§ Dataset records
►
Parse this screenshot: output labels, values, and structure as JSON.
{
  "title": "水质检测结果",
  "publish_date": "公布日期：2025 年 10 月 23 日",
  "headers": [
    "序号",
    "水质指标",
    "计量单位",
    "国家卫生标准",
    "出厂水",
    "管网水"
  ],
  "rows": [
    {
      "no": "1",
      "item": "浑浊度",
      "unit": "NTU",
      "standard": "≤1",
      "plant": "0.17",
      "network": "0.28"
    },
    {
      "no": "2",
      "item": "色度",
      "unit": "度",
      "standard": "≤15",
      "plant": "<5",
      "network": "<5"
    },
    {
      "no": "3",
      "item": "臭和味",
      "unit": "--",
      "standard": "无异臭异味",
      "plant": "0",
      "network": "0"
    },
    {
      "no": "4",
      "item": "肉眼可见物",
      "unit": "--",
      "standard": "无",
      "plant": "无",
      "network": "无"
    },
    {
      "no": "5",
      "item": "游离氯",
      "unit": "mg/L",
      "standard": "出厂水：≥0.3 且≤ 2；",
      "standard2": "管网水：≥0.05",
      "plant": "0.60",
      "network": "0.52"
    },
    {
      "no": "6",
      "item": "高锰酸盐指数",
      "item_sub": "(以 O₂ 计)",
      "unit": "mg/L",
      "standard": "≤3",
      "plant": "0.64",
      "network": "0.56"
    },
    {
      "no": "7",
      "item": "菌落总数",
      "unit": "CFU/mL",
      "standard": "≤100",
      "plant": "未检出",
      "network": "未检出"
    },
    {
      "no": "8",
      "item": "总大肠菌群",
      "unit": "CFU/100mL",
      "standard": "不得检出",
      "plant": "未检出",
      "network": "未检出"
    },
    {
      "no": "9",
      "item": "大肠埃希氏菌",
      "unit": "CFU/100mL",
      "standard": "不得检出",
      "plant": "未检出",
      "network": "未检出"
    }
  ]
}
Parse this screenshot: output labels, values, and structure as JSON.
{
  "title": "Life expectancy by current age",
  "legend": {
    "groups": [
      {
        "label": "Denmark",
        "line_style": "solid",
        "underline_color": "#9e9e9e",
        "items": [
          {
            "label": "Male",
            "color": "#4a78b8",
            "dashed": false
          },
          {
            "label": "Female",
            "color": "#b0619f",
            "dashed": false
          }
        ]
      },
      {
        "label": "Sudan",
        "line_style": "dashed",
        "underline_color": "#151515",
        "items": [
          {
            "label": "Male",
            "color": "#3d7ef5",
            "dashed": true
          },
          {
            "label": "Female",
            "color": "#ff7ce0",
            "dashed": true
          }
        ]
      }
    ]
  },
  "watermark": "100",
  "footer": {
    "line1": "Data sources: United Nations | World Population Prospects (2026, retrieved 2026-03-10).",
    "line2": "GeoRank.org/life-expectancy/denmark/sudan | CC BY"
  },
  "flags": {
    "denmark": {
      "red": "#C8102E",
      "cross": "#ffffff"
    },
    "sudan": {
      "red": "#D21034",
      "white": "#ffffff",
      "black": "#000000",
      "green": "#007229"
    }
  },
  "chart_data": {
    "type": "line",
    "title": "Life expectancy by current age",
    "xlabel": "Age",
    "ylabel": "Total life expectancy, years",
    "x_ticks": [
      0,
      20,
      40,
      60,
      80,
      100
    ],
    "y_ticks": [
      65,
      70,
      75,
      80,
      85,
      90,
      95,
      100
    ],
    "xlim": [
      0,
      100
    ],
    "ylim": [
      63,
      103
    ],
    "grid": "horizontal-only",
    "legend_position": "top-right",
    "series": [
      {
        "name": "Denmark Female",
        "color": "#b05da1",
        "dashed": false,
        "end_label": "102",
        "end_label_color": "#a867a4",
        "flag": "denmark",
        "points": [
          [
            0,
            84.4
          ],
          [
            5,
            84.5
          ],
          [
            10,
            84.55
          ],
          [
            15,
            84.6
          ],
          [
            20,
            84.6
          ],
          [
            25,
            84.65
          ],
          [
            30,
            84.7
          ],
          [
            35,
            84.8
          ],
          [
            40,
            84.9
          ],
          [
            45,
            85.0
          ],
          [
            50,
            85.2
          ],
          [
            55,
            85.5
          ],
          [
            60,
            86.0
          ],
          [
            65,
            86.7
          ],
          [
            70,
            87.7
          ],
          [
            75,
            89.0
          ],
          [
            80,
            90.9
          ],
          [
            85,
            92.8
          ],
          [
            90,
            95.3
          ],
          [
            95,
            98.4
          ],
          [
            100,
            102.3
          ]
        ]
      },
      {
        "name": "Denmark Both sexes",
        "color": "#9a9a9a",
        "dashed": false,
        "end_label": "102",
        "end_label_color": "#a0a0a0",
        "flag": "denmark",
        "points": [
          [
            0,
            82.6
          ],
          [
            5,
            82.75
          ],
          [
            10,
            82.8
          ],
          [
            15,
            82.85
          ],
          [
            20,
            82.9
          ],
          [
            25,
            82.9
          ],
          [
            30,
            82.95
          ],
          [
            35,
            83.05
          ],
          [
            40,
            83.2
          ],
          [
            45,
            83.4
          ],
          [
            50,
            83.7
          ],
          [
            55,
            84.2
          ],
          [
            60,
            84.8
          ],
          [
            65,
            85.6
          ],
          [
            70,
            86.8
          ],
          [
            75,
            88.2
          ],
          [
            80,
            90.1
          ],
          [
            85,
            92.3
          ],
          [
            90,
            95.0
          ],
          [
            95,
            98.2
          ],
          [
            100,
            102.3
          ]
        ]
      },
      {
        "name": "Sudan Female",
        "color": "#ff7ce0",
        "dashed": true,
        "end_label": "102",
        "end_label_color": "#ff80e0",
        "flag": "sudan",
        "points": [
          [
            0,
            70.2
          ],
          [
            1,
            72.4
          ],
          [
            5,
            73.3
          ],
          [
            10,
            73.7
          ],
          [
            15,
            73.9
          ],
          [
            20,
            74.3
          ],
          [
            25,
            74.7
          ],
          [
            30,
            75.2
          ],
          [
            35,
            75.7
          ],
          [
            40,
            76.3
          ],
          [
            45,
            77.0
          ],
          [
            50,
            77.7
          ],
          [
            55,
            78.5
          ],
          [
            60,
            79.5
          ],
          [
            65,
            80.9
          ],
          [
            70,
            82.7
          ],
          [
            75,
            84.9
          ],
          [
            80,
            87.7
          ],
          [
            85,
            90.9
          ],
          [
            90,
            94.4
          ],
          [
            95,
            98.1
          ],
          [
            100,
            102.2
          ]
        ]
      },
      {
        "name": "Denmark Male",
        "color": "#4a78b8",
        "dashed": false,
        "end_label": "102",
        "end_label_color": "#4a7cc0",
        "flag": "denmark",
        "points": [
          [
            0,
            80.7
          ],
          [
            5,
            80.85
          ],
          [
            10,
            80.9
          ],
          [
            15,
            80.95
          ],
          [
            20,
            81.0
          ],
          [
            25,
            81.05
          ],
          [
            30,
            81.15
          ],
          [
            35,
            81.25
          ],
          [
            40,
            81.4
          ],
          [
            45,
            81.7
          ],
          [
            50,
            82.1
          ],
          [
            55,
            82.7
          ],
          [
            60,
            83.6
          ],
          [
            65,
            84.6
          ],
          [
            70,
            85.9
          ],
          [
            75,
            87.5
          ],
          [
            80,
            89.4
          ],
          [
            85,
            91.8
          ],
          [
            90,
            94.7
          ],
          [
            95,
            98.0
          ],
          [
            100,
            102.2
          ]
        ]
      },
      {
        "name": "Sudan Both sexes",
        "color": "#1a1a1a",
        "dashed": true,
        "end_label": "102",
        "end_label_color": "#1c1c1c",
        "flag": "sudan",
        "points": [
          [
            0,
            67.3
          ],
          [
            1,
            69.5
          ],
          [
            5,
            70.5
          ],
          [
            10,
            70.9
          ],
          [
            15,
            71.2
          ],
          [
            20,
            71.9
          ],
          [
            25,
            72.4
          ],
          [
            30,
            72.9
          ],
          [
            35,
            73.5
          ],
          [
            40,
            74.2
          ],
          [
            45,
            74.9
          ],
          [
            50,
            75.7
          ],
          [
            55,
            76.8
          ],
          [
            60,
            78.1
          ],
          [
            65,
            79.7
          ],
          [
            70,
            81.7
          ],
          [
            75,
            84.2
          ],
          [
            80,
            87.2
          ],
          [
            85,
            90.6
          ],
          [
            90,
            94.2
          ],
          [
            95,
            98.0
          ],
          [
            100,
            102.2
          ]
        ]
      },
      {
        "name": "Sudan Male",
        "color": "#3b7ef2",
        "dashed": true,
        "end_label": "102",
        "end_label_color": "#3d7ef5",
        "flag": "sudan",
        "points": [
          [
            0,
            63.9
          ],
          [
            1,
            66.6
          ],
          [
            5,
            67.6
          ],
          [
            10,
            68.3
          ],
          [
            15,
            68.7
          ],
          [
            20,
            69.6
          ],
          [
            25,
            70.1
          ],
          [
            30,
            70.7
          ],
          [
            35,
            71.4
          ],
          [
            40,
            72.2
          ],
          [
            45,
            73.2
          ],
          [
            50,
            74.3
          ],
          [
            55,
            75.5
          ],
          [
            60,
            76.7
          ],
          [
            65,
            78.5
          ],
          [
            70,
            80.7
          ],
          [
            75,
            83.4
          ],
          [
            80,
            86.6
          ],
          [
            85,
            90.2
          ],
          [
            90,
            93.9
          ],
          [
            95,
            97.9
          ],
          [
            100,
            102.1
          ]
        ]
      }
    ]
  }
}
◄
§ Given task
Which lines of the data include "expectancy"? Copy each of them.

§ Reply
  "title": "Life expectancy by current age",
    "line2": "GeoRank.org/life-expectancy/denmark/sudan | CC BY"
    "title": "Life expectancy by current age",
    "ylabel": "Total life expectancy, years",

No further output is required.